Records to use:
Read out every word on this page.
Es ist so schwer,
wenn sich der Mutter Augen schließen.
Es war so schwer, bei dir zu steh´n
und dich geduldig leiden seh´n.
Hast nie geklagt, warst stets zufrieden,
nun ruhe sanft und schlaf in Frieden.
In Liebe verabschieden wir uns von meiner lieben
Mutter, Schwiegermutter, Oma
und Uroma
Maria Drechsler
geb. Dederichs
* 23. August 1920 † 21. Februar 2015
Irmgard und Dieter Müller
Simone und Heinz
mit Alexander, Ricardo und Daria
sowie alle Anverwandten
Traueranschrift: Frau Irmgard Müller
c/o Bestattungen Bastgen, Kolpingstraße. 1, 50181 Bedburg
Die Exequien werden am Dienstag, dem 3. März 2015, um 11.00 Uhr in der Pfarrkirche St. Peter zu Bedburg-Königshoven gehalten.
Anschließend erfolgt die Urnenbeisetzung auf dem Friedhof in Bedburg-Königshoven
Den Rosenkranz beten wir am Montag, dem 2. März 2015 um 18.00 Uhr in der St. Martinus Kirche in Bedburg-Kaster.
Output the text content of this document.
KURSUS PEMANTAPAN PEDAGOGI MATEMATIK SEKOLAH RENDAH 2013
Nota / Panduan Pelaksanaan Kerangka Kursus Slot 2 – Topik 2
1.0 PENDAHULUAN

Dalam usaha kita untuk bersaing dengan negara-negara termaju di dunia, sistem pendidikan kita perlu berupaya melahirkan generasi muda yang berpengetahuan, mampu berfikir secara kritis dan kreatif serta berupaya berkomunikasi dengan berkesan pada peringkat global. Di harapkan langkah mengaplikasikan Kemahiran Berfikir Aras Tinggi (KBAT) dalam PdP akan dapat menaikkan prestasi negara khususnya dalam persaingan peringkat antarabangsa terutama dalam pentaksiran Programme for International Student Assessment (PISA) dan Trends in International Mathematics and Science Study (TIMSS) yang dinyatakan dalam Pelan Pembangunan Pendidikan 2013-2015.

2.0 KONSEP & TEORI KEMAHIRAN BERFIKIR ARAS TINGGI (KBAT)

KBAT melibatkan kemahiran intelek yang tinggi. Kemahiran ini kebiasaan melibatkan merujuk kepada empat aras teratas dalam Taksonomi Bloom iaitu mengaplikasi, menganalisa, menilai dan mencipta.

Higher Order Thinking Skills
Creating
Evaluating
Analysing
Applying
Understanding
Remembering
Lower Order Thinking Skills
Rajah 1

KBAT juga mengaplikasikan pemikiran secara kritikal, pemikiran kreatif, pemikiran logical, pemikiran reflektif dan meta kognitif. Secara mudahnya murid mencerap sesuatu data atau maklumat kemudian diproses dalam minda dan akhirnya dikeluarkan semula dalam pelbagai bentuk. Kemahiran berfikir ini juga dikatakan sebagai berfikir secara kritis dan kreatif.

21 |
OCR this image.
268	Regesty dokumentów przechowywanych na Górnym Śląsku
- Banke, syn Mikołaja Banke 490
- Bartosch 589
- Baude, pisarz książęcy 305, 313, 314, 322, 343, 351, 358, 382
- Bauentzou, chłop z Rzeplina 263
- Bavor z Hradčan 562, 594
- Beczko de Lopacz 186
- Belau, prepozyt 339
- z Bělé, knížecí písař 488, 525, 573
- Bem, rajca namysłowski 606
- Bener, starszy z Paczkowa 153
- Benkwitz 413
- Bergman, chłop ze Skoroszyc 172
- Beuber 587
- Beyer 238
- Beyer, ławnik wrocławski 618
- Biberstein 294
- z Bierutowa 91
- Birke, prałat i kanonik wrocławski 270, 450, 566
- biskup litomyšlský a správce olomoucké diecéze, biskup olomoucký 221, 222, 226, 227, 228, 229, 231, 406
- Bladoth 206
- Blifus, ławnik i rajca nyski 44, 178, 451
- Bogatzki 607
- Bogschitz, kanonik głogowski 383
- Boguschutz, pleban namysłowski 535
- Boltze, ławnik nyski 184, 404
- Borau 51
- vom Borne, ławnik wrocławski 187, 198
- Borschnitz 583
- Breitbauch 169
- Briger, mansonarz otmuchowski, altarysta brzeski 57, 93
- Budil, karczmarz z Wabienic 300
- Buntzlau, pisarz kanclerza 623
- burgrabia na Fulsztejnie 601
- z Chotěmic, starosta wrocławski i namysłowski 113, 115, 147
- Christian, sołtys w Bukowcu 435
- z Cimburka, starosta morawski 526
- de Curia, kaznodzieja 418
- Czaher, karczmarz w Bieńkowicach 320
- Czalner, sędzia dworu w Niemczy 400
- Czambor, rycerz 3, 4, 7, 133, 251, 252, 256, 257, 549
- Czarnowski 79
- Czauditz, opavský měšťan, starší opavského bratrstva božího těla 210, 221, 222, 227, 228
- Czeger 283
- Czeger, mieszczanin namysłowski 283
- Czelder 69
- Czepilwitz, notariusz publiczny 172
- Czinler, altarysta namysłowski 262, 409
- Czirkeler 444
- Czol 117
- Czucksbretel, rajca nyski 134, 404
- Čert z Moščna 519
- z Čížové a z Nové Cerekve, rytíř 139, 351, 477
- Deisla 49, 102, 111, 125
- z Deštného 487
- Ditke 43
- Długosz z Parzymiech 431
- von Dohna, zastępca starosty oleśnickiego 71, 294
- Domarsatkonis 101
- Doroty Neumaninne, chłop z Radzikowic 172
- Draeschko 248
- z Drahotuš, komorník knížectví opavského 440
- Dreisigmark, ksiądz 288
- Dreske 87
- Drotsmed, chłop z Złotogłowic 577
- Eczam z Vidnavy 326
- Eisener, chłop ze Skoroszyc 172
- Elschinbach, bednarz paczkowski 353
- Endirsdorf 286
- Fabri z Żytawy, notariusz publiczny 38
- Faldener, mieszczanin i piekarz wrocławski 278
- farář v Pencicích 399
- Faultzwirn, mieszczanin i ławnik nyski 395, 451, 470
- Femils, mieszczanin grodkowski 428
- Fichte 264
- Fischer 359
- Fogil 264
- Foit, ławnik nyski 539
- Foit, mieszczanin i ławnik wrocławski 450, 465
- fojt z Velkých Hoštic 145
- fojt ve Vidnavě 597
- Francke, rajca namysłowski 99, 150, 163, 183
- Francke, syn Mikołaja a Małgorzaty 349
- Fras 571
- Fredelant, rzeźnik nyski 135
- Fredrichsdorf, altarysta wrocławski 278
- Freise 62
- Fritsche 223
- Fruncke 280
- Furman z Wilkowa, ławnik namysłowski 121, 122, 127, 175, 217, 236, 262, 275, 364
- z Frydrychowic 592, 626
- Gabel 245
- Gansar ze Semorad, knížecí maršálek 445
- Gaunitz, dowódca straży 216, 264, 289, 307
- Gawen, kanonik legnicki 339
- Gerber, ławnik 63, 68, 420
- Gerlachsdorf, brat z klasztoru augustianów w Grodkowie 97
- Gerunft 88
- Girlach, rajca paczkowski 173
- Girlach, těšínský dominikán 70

Task requirements: Report how many lines in the listing include the word "Mutter". Give nothing but the count.

Written reply: 2